Document section:
»»
When the Fixing America’s Surface Transportation (FAST) Act passed in 2015, $305 billion was earmarked for innovative highway, motor vehicle and safety projects over the next four years. The U.S. Department of Transportation (DOT) responded by funding several grants to move current and new transportation infrastructure plans forward. It is expanding the potential for passenger and freight travel while encouraging innovation on actual roads themselves. However, there are many parts and pieces to the new world of transportation beyond what is even outlined in the different documents available on DOT’s website. These are not just limited to the U.S., but globally. The future of how we get from one place to another – or not – is changing travel and how we communicate.

The changing face of transportation infrastructure

PricewaterhouseCoopers (PWC) presented its “Assessing the global transport infrastructure market: Outlook to 2025” report in October 2015. The professional services giant looks at where the world is going with its investment in inter- and multimodal forms of transportation based on region over the next decade. PWC predicts an increase in port and rail innovations/renovations, a decline in airport infrastructure projects and variable rising and falling in automobile-based programs. The study also highlights infrastructure projects that are growing in less-developed nations. Various territories are creating better ways to connect within their own areas and make it possible to be more open to those traveling from outside their regions. Laying the groundwork for more engagement boosts the economy in these once underserved countries as well as provides a much-needed financial benefit to developed nations.
««
Data provided:
»»
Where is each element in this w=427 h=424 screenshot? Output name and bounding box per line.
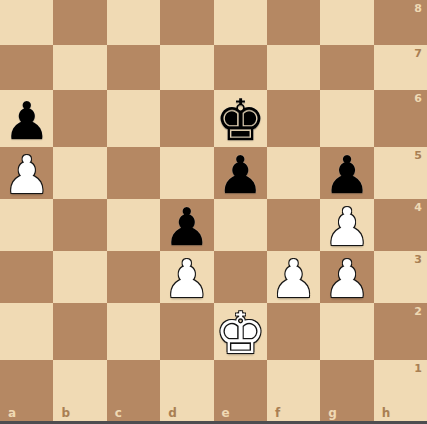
square-h6[interactable]: 6 [374, 90, 427, 147]
rank-label-2: 2 [414, 306, 422, 317]
square-a5[interactable]: ♟ [0, 147, 53, 199]
square-d7[interactable] [160, 45, 213, 90]
square-g2[interactable] [320, 303, 373, 360]
square-a2[interactable] [0, 303, 53, 360]
square-a7[interactable] [0, 45, 53, 90]
rank-label-8: 8 [414, 3, 422, 14]
square-b6[interactable] [53, 90, 106, 147]
piece-black-pawn[interactable]: ♟ [164, 201, 211, 253]
piece-black-king[interactable]: ♚ [215, 92, 266, 149]
piece-white-pawn[interactable]: ♟ [324, 253, 371, 305]
square-b7[interactable] [53, 45, 106, 90]
file-label-a: a [0, 405, 53, 421]
square-g7[interactable] [320, 45, 373, 90]
square-a6[interactable]: ♟ [0, 90, 53, 147]
square-f4[interactable] [267, 199, 320, 251]
piece-black-pawn[interactable]: ♟ [3, 95, 50, 147]
square-f6[interactable] [267, 90, 320, 147]
square-a3[interactable] [0, 251, 53, 303]
piece-white-pawn[interactable]: ♟ [3, 149, 50, 201]
square-e6[interactable]: ♚ [214, 90, 267, 147]
square-h1[interactable]: 1 [374, 360, 427, 405]
square-g4[interactable]: ♟ [320, 199, 373, 251]
rank-label-3: 3 [414, 254, 422, 265]
square-d8[interactable] [160, 0, 213, 45]
square-d6[interactable] [160, 90, 213, 147]
square-a8[interactable] [0, 0, 53, 45]
rank-label-1: 1 [414, 363, 422, 374]
square-e1[interactable] [214, 360, 267, 405]
square-b1[interactable] [53, 360, 106, 405]
square-b4[interactable] [53, 199, 106, 251]
square-h5[interactable]: 5 [374, 147, 427, 199]
square-d5[interactable] [160, 147, 213, 199]
chess-board: 87♟♚6♟♟♟5♟♟4♟♟♟3♚21 [0, 0, 427, 405]
file-label-f: f [267, 405, 320, 421]
square-h7[interactable]: 7 [374, 45, 427, 90]
square-e3[interactable] [214, 251, 267, 303]
square-h4[interactable]: 4 [374, 199, 427, 251]
square-a1[interactable] [0, 360, 53, 405]
square-c4[interactable] [107, 199, 160, 251]
square-b3[interactable] [53, 251, 106, 303]
square-f1[interactable] [267, 360, 320, 405]
square-c7[interactable] [107, 45, 160, 90]
square-b8[interactable] [53, 0, 106, 45]
square-c2[interactable] [107, 303, 160, 360]
square-f3[interactable]: ♟ [267, 251, 320, 303]
square-e7[interactable] [214, 45, 267, 90]
square-d2[interactable] [160, 303, 213, 360]
square-e5[interactable]: ♟ [214, 147, 267, 199]
square-d3[interactable]: ♟ [160, 251, 213, 303]
square-g1[interactable] [320, 360, 373, 405]
square-d4[interactable]: ♟ [160, 199, 213, 251]
square-c6[interactable] [107, 90, 160, 147]
file-label-g: g [320, 405, 373, 421]
piece-white-king[interactable]: ♚ [215, 305, 266, 362]
square-c8[interactable] [107, 0, 160, 45]
square-g6[interactable] [320, 90, 373, 147]
square-g5[interactable]: ♟ [320, 147, 373, 199]
square-e8[interactable] [214, 0, 267, 45]
square-g3[interactable]: ♟ [320, 251, 373, 303]
rank-label-6: 6 [414, 93, 422, 104]
file-label-c: c [107, 405, 160, 421]
square-c5[interactable] [107, 147, 160, 199]
square-a4[interactable] [0, 199, 53, 251]
file-label-e: e [214, 405, 267, 421]
square-b2[interactable] [53, 303, 106, 360]
square-c1[interactable] [107, 360, 160, 405]
piece-white-pawn[interactable]: ♟ [270, 253, 317, 305]
chess-board-screen: 87♟♚6♟♟♟5♟♟4♟♟♟3♚21 abcdefgh [0, 0, 427, 424]
square-h3[interactable]: 3 [374, 251, 427, 303]
file-label-h: h [374, 405, 427, 421]
rank-label-5: 5 [414, 150, 422, 161]
square-h2[interactable]: 2 [374, 303, 427, 360]
piece-black-pawn[interactable]: ♟ [324, 149, 371, 201]
square-d1[interactable] [160, 360, 213, 405]
piece-black-pawn[interactable]: ♟ [217, 149, 264, 201]
square-f2[interactable] [267, 303, 320, 360]
file-labels-strip: abcdefgh [0, 405, 427, 421]
square-c3[interactable] [107, 251, 160, 303]
file-label-d: d [160, 405, 213, 421]
square-e2[interactable]: ♚ [214, 303, 267, 360]
square-b5[interactable] [53, 147, 106, 199]
square-g8[interactable] [320, 0, 373, 45]
rank-label-7: 7 [414, 48, 422, 59]
piece-white-pawn[interactable]: ♟ [164, 253, 211, 305]
square-f8[interactable] [267, 0, 320, 45]
piece-white-pawn[interactable]: ♟ [324, 201, 371, 253]
file-label-b: b [53, 405, 106, 421]
square-e4[interactable] [214, 199, 267, 251]
square-f5[interactable] [267, 147, 320, 199]
square-h8[interactable]: 8 [374, 0, 427, 45]
square-f7[interactable] [267, 45, 320, 90]
rank-label-4: 4 [414, 202, 422, 213]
««
Requests:
A - In the transportation passage, how much money did the FAST Act set aside, and for how many years?
B - Return the part of the transportation passage from "When the Fixing" to "how we communicate.".
C - Write the next part of the transportation passage, starting after its last sentence.

The responses:
A - $305 billion, over four years.

B -
When the Fixing America’s Surface Transportation (FAST) Act passed in 2015, $305 billion was earmarked for innovative highway, motor vehicle and safety projects over the next four years. The U.S. Department of Transportation (DOT) responded by funding several grants to move current and new transportation infrastructure plans forward. It is expanding the potential for passenger and freight travel while encouraging innovation on actual roads themselves. However, there are many parts and pieces to the new world of transportation beyond what is even outlined in the different documents available on DOT’s website. These are not just limited to the U.S., but globally. The future of how we get from one place to another – or not – is changing travel and how we communicate.

C -
The role of freight and safety

The FAST Act is specifically created to address ground transportation, which means airplane fleets are not included. However, there is some mention of shipping and port innovations. This is heavily based on concerns over traffic congestion and safety issues surrounding the movement of freight, which includes the containers themselves as well as the items being transported.

As DOT deals with different commercial and fleet needs, it is implementing changes in how certain cargo is shipped. The agency is also loosening restrictions and lag times for new freight-based construction projects, setting the stage to create an abundance of more streamlined delivery systems. Funding is shifting to accommodate faster movement on breaking ground for those programs as well as expediting the handling and transfer of hazardous materials during times of crisis. It is DOT’s goal to get transportation infrastructure projects up and running as soon as possible. Its focus on freight ensures that bottlenecks at the docks and on waterways and roads become a thing of the past so that economies continue will thrive with timely shipping and receiving.

The controversy surrounding high-speed rail

the U.S. keeps waiting for dedicated high-speed trains

Is high-speed rail a pipe dream for America?

It’s true that America is far behind other countries when it comes to its railways. The nation’s trains are slower for the most part even after the passage of President Obama’s high-speed rail bill. Many lines have been upgraded to get riders from Point A to Point B faster, but true dedicated high-speed rail lines don’t exist anywhere in the U.S. The planned bullet train for California is on hold – and may never see the light of day – and other states like Florida and Ohio have returned federal funds for their programs. The reasons for the rejections are concerns over cost overruns and states’ being on the hook to subsidize the lines long after construction and well into operation. Creating a strong public transport system is one of those green vehicle initiatives that usually has supporters, so what is it about this form of travel that has created such an issue for so many Americans?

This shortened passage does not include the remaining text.